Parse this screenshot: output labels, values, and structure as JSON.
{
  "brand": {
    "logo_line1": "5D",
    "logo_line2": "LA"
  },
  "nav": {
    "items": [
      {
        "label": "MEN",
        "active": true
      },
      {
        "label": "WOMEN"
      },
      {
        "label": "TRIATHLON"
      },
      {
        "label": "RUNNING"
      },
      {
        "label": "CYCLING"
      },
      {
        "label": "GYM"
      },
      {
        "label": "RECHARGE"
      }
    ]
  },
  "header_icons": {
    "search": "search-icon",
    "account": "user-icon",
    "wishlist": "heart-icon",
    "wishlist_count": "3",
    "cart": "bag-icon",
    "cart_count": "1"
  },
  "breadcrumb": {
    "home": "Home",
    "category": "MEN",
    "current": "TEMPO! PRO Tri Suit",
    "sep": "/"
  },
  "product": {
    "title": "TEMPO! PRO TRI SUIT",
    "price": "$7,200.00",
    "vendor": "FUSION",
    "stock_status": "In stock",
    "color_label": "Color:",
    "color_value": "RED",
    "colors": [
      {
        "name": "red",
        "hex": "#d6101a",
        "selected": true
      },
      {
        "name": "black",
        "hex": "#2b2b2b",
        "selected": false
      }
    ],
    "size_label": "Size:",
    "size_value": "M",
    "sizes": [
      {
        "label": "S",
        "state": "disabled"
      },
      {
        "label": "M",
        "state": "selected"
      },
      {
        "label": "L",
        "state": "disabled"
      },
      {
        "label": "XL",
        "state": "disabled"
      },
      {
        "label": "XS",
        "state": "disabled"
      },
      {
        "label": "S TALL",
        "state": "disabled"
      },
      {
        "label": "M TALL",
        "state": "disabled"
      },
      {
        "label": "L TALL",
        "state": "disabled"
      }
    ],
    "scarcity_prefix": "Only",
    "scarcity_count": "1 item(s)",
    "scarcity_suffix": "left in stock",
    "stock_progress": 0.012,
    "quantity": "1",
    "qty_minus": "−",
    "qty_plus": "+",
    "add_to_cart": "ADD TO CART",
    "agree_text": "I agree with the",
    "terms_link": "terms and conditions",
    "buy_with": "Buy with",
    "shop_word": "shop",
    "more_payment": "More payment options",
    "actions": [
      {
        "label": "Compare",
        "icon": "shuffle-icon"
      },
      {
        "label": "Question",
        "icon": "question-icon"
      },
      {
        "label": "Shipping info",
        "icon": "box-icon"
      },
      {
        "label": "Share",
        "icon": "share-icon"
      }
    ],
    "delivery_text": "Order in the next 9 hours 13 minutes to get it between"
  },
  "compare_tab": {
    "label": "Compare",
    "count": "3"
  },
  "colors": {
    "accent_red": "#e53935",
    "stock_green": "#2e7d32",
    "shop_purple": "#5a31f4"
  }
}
......
Copy every record above exactly as it appears.

### [Exercise output]
Parse this screenshot: output labels, values, and structure as JSON.
{
  "brand": {
    "logo_line1": "5D",
    "logo_line2": "LA"
  },
  "nav": {
    "items": [
      {
        "label": "MEN",
        "active": true
      },
      {
        "label": "WOMEN"
      },
      {
        "label": "TRIATHLON"
      },
      {
        "label": "RUNNING"
      },
      {
        "label": "CYCLING"
      },
      {
        "label": "GYM"
      },
      {
        "label": "RECHARGE"
      }
    ]
  },
  "header_icons": {
    "search": "search-icon",
    "account": "user-icon",
    "wishlist": "heart-icon",
    "wishlist_count": "3",
    "cart": "bag-icon",
    "cart_count": "1"
  },
  "breadcrumb": {
    "home": "Home",
    "category": "MEN",
    "current": "TEMPO! PRO Tri Suit",
    "sep": "/"
  },
  "product": {
    "title": "TEMPO! PRO TRI SUIT",
    "price": "$7,200.00",
    "vendor": "FUSION",
    "stock_status": "In stock",
    "color_label": "Color:",
    "color_value": "RED",
    "colors": [
      {
        "name": "red",
        "hex": "#d6101a",
        "selected": true
      },
      {
        "name": "black",
        "hex": "#2b2b2b",
        "selected": false
      }
    ],
    "size_label": "Size:",
    "size_value": "M",
    "sizes": [
      {
        "label": "S",
        "state": "disabled"
      },
      {
        "label": "M",
        "state": "selected"
      },
      {
        "label": "L",
        "state": "disabled"
      },
      {
        "label": "XL",
        "state": "disabled"
      },
      {
        "label": "XS",
        "state": "disabled"
      },
      {
        "label": "S TALL",
        "state": "disabled"
      },
      {
        "label": "M TALL",
        "state": "disabled"
      },
      {
        "label": "L TALL",
        "state": "disabled"
      }
    ],
    "scarcity_prefix": "Only",
    "scarcity_count": "1 item(s)",
    "scarcity_suffix": "left in stock",
    "stock_progress": 0.012,
    "quantity": "1",
    "qty_minus": "−",
    "qty_plus": "+",
    "add_to_cart": "ADD TO CART",
    "agree_text": "I agree with the",
    "terms_link": "terms and conditions",
    "buy_with": "Buy with",
    "shop_word": "shop",
    "more_payment": "More payment options",
    "actions": [
      {
        "label": "Compare",
        "icon": "shuffle-icon"
      },
      {
        "label": "Question",
        "icon": "question-icon"
      },
      {
        "label": "Shipping info",
        "icon": "box-icon"
      },
      {
        "label": "Share",
        "icon": "share-icon"
      }
    ],
    "delivery_text": "Order in the next 9 hours 13 minutes to get it between"
  },
  "compare_tab": {
    "label": "Compare",
    "count": "3"
  },
  "colors": {
    "accent_red": "#e53935",
    "stock_green": "#2e7d32",
    "shop_purple": "#5a31f4"
  }
}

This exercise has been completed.